## SET PROBLEM
Locate the word "article" in the data below, then copy every line that holds it.

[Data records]
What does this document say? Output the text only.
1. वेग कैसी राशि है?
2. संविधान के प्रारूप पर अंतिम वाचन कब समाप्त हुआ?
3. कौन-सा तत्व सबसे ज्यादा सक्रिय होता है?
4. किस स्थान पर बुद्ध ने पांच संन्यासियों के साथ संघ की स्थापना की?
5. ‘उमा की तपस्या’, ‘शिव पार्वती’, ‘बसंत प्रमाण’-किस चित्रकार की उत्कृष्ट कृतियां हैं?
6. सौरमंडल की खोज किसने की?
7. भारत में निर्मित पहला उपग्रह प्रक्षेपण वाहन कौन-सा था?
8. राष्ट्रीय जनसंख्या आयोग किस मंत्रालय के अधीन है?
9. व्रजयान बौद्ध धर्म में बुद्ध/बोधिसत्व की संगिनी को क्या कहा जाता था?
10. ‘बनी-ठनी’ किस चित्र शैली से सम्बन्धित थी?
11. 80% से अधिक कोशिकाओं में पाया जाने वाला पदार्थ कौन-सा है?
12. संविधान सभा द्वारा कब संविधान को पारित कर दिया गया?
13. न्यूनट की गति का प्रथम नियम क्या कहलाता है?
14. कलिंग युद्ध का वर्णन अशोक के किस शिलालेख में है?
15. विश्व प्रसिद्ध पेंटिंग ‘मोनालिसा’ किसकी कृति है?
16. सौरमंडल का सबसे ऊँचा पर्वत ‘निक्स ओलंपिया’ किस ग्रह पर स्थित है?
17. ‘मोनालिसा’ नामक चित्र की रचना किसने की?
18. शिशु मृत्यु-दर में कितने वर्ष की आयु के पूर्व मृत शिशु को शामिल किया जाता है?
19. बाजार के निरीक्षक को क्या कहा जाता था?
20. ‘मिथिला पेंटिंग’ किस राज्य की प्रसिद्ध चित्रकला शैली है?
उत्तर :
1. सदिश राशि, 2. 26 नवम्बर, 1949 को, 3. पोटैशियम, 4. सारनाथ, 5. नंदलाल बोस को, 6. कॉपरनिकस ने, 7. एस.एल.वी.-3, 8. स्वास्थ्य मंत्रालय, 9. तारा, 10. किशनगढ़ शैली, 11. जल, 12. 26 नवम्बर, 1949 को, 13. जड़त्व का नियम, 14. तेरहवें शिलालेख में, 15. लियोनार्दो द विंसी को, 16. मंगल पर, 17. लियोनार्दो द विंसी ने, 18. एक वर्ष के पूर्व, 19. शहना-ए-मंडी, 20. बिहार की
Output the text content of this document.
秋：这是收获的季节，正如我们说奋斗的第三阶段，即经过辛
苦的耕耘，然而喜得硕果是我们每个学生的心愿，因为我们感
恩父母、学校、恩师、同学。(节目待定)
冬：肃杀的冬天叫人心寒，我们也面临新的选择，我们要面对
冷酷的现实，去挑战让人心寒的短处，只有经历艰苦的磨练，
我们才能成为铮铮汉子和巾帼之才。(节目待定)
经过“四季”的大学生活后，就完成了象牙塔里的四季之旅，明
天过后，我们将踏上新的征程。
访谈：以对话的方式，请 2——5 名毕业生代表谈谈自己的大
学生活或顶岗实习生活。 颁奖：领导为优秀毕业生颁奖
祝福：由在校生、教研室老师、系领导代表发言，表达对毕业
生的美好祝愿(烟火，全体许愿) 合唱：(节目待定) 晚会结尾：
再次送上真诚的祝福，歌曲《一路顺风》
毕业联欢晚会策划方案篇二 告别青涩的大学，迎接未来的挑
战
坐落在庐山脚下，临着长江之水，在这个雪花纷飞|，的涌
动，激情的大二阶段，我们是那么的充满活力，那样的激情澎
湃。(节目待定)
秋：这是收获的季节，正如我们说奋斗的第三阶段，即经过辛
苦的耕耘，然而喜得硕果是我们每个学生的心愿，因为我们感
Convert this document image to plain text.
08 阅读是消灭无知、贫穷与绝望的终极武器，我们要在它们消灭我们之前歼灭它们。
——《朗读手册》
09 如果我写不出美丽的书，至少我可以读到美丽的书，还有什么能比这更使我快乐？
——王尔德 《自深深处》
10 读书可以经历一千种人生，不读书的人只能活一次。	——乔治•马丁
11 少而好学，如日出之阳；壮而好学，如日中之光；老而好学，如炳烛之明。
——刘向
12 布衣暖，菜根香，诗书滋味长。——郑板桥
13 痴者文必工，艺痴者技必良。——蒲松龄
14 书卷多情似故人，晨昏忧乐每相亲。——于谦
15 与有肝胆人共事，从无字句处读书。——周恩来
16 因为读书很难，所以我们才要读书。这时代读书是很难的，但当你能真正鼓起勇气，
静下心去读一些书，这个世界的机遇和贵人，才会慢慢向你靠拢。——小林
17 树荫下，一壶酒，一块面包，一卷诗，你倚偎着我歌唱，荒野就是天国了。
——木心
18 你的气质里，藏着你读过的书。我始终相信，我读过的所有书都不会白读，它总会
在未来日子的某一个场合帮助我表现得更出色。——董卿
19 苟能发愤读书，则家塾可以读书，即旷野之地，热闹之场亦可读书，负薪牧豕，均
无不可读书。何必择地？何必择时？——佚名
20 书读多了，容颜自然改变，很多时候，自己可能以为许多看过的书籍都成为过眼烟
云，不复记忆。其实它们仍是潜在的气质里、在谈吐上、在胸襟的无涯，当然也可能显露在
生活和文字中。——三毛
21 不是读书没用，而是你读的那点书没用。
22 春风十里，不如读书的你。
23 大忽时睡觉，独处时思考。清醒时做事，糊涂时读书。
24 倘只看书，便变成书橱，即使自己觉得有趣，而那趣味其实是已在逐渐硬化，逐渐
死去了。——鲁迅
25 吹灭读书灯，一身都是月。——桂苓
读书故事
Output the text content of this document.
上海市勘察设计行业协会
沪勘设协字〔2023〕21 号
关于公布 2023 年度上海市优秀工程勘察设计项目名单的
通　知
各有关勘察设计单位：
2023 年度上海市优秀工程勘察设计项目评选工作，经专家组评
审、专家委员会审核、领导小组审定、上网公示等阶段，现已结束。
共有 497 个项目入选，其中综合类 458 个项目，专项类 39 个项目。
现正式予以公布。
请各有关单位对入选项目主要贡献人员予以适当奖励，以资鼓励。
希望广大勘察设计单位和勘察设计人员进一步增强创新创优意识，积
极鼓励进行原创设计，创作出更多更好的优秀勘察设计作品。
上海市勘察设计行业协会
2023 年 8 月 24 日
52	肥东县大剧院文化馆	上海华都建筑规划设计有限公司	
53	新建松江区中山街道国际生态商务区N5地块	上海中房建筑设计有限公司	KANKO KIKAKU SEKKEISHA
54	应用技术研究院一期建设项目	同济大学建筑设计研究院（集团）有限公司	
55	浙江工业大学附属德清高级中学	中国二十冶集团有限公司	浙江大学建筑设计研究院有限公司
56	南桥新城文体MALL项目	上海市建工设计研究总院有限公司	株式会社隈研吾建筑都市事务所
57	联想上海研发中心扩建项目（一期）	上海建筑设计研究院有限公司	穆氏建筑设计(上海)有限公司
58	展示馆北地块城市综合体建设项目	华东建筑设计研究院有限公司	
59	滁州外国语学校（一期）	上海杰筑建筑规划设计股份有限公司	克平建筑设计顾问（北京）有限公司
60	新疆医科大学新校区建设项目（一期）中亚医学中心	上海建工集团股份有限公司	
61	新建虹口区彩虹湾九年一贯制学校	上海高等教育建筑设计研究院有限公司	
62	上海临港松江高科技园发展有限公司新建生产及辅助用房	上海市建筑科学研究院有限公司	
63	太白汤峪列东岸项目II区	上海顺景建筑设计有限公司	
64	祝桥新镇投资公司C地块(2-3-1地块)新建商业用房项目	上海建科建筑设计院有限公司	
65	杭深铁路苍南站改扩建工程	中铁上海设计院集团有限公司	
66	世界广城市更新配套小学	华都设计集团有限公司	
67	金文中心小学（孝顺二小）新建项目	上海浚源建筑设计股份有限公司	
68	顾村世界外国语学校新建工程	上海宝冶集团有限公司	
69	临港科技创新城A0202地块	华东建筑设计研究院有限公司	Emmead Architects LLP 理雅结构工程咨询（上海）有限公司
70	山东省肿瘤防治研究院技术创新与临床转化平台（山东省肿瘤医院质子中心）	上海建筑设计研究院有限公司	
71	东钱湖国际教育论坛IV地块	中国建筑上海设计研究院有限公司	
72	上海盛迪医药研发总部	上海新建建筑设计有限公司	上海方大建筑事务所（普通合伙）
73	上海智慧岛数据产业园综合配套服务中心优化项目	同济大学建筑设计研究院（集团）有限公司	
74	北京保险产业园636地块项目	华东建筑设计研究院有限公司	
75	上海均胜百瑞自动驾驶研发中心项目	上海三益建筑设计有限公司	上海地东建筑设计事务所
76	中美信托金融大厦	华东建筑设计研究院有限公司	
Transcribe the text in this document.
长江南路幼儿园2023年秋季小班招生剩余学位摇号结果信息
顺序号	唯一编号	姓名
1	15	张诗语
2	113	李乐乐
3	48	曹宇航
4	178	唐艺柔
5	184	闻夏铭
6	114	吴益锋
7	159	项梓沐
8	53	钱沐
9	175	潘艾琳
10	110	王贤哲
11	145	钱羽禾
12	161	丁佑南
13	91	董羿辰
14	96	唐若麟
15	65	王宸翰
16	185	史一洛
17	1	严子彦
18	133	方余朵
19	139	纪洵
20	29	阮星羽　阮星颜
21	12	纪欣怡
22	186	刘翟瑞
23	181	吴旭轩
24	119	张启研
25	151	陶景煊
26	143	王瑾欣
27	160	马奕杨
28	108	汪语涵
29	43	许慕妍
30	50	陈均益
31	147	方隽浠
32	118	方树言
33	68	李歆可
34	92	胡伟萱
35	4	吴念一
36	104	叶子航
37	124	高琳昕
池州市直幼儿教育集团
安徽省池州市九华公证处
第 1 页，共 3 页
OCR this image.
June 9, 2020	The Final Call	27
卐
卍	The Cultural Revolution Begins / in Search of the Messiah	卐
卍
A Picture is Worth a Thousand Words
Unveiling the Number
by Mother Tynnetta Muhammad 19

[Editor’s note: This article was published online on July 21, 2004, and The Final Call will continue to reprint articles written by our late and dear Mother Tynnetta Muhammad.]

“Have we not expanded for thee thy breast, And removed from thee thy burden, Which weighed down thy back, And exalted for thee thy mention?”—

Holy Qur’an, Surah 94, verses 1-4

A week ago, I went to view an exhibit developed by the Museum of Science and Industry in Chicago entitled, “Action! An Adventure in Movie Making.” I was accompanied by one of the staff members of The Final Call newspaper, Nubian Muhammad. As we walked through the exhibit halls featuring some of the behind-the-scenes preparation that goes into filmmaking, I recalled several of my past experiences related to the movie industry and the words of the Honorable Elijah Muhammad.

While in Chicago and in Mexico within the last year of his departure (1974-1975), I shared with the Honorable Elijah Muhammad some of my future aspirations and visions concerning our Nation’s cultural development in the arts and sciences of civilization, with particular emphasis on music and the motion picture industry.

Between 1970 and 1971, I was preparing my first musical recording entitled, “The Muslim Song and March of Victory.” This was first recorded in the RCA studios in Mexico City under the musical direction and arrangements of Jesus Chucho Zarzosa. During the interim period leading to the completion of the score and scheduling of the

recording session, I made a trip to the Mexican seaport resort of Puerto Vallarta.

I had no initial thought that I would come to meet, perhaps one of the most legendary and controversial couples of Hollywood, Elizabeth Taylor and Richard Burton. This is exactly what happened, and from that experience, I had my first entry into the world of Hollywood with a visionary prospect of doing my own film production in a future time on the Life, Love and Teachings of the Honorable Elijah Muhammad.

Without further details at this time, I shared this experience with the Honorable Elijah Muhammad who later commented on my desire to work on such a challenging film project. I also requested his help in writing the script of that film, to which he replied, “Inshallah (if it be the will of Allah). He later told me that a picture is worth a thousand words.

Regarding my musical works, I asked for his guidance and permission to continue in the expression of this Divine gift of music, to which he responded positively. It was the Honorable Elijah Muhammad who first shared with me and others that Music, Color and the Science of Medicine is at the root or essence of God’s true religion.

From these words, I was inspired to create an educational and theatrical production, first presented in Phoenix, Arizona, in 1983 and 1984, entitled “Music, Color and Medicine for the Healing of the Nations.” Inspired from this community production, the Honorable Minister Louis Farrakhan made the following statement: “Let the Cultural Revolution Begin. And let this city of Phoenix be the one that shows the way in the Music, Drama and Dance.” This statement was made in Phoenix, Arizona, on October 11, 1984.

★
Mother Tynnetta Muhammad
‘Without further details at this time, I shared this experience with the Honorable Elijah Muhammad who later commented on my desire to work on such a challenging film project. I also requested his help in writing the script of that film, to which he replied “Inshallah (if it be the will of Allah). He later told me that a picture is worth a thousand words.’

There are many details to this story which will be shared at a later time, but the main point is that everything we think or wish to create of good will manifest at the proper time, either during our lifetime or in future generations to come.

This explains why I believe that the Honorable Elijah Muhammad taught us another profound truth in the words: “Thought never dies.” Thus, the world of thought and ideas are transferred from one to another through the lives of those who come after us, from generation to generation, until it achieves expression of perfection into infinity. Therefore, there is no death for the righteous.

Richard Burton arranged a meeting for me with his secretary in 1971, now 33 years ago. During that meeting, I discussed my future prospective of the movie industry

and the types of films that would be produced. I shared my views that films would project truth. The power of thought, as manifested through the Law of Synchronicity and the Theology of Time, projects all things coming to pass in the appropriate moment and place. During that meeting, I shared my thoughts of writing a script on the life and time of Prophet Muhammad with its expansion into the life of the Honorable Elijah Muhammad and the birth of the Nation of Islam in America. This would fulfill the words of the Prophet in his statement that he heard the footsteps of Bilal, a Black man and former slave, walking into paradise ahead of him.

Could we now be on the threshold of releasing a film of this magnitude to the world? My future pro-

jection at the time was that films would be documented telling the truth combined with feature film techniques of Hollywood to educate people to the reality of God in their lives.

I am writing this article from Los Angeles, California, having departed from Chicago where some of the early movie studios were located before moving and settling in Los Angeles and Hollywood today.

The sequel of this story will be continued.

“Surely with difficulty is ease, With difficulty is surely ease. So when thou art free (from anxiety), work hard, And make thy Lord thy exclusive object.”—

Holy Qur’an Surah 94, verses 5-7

## ANSWER
[Editor’s note: This article was published online on July 21, 2004, and The Final Call will continue to reprint articles written by our late and dear Mother Tynnetta Muhammad.]
I am writing this article from Los Angeles, California, having departed from Chicago where some of the early movie studios were located before moving and settling in Los Angeles and Hollywood today.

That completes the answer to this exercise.